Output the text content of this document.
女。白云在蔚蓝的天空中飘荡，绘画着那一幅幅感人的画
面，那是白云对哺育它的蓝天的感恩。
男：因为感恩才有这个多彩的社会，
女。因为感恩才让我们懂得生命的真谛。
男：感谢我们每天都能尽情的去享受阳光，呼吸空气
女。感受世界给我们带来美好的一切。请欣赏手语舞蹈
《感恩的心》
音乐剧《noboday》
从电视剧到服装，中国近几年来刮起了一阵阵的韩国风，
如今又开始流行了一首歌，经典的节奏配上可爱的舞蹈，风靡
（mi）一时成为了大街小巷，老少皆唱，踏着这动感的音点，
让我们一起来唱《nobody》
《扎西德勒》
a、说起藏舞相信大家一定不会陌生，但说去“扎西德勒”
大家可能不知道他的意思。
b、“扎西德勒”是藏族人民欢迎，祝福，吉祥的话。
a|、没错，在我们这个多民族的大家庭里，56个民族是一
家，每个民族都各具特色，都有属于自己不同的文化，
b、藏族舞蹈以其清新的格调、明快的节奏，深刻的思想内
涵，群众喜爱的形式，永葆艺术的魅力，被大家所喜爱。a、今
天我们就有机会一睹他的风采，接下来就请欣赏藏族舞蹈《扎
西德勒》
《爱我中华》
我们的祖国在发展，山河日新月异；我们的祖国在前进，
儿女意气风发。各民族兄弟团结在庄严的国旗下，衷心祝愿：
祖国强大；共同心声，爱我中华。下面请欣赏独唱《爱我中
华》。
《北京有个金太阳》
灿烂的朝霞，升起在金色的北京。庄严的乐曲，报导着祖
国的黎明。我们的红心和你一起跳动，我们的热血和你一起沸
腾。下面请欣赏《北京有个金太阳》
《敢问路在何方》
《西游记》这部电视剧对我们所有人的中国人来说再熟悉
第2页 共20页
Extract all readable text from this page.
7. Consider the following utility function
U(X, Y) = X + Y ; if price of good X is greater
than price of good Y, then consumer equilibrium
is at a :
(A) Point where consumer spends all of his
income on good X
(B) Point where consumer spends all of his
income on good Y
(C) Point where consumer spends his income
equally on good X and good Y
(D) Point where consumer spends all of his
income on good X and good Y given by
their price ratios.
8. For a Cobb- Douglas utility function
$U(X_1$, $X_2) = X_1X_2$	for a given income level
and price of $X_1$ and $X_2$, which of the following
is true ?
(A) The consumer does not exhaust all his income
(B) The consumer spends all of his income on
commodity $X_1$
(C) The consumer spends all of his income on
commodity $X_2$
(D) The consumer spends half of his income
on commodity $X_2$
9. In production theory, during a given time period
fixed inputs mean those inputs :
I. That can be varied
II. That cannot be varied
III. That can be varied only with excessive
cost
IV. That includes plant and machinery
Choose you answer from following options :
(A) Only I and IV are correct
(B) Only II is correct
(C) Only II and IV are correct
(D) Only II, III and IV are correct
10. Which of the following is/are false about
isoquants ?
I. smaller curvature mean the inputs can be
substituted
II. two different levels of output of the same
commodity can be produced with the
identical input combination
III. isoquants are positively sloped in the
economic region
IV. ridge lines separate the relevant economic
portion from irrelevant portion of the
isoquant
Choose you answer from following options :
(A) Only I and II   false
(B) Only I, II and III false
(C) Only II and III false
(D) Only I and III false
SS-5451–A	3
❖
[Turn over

* * * *

- **Set task**
Look through the material above and pick out each line holding the word "isoquants".

- **Solution**
isoquants ?
III. isoquants are positively sloped in the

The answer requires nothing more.